(Dataset excerpt)
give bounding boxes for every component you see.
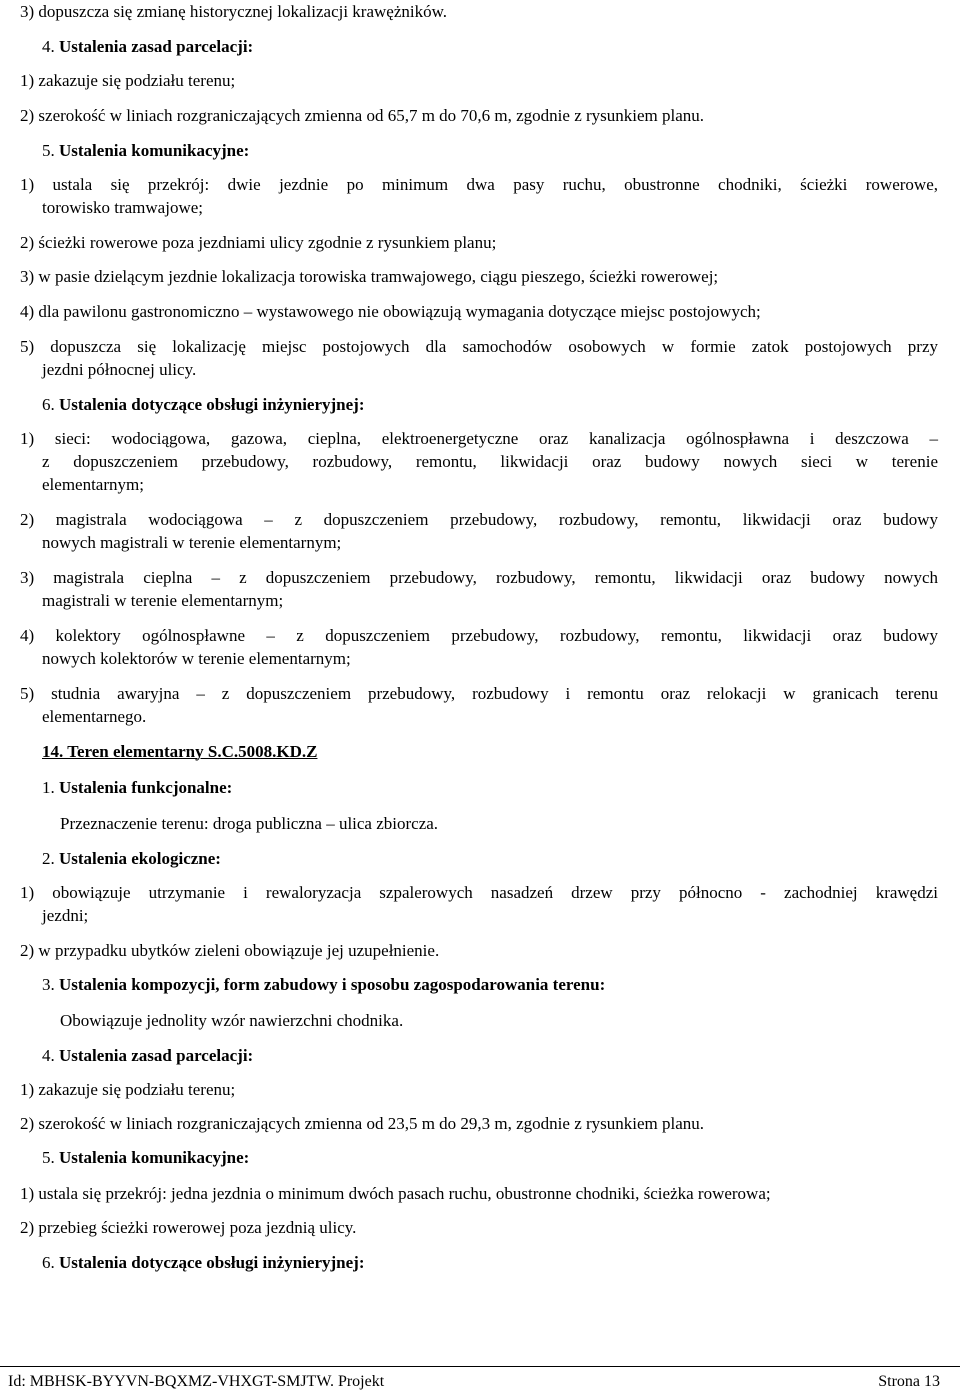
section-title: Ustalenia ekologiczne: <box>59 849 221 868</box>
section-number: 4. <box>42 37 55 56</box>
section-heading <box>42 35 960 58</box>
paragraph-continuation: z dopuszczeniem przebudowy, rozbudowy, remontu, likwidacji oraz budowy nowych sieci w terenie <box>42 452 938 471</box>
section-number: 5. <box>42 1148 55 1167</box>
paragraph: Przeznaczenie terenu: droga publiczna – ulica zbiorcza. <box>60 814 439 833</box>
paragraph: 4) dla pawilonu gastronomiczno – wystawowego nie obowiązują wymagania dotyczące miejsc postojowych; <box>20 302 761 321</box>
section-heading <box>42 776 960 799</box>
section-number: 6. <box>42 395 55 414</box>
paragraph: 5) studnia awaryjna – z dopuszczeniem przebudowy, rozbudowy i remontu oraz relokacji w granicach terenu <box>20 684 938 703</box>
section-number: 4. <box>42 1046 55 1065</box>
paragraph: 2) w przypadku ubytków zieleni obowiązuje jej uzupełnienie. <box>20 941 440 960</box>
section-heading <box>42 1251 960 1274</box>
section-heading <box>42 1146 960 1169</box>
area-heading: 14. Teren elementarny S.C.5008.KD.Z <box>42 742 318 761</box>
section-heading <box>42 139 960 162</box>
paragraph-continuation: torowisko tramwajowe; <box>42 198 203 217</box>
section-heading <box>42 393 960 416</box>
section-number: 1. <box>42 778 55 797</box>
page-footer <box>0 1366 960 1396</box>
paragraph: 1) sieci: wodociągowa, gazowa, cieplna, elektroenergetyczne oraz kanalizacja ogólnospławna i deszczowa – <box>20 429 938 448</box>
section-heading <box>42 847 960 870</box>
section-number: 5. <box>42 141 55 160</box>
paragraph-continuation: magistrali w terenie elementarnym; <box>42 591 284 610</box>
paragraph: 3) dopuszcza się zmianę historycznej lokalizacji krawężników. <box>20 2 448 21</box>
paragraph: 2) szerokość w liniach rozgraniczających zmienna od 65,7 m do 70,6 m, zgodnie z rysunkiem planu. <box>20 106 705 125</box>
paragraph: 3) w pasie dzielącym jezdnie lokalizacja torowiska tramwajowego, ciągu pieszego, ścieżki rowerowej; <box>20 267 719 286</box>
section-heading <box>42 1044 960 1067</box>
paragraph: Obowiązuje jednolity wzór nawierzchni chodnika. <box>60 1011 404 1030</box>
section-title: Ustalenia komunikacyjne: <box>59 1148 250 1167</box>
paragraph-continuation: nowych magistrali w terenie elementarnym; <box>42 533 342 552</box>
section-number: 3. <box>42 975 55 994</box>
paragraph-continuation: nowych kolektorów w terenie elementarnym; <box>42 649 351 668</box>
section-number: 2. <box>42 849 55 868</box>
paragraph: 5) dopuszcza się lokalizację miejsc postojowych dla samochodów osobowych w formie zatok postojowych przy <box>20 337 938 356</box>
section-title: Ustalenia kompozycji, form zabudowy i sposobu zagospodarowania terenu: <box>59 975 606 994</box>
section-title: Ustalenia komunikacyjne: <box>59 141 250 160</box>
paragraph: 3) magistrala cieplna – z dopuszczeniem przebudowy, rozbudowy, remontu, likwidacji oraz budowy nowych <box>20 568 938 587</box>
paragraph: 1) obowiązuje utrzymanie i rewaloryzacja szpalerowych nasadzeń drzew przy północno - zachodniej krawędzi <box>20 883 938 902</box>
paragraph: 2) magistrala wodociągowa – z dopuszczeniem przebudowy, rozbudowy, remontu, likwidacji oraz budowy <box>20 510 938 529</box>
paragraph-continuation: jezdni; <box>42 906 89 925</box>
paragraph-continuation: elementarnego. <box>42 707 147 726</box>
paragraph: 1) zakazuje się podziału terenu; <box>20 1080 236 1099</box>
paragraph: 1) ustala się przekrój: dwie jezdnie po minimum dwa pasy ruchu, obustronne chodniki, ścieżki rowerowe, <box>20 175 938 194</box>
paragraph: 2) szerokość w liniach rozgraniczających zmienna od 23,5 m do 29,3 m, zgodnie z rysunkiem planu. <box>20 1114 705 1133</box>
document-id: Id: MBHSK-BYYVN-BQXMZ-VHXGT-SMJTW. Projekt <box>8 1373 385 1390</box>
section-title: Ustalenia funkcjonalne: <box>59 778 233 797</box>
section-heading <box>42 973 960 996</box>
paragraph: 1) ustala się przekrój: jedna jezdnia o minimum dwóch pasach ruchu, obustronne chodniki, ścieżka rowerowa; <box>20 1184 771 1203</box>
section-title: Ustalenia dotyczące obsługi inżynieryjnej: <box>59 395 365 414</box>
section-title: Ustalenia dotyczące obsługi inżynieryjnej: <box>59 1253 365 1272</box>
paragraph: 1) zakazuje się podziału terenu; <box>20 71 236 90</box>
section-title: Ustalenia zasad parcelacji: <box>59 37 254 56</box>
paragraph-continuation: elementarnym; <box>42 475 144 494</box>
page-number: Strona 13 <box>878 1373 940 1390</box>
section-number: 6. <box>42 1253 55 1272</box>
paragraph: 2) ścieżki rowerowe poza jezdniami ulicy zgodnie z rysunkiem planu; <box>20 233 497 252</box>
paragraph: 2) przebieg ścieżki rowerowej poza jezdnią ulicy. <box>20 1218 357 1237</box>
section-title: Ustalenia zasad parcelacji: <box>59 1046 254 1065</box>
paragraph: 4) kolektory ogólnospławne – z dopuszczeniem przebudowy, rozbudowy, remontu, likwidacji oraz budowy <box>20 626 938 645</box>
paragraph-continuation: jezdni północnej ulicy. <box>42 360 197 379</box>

| Task |
Copy out everything in the entries above, from the line containing "section-title: Ustalenia ekologiczne: <box>59" down to the line containing "section-number: 5. <box>42 141 55 160</box>", keeping both of those lines.

| Exercise response |
section-title: Ustalenia ekologiczne: <box>59 849 221 868</box>
section-number: 4. <box>42 37 55 56</box>
section-heading <box>42 35 960 58</box>
paragraph-continuation: z dopuszczeniem przebudowy, rozbudowy, remontu, likwidacji oraz budowy nowych sieci w terenie <box>42 452 938 471</box>
section-number: 5. <box>42 1148 55 1167</box>
paragraph: Przeznaczenie terenu: droga publiczna – ulica zbiorcza. <box>60 814 439 833</box>
paragraph: 4) dla pawilonu gastronomiczno – wystawowego nie obowiązują wymagania dotyczące miejsc postojowych; <box>20 302 761 321</box>
section-heading <box>42 776 960 799</box>
section-number: 6. <box>42 395 55 414</box>
paragraph: 5) studnia awaryjna – z dopuszczeniem przebudowy, rozbudowy i remontu oraz relokacji w granicach terenu <box>20 684 938 703</box>
section-number: 4. <box>42 1046 55 1065</box>
paragraph: 2) w przypadku ubytków zieleni obowiązuje jej uzupełnienie. <box>20 941 440 960</box>
section-heading <box>42 1251 960 1274</box>
section-heading <box>42 1146 960 1169</box>
area-heading: 14. Teren elementarny S.C.5008.KD.Z <box>42 742 318 761</box>
section-heading <box>42 139 960 162</box>
paragraph-continuation: torowisko tramwajowe; <box>42 198 203 217</box>
section-heading <box>42 393 960 416</box>
section-number: 1. <box>42 778 55 797</box>
page-footer <box>0 1366 960 1396</box>
paragraph: 1) sieci: wodociągowa, gazowa, cieplna, elektroenergetyczne oraz kanalizacja ogólnospławna i deszczowa – <box>20 429 938 448</box>
section-heading <box>42 847 960 870</box>
section-number: 5. <box>42 141 55 160</box>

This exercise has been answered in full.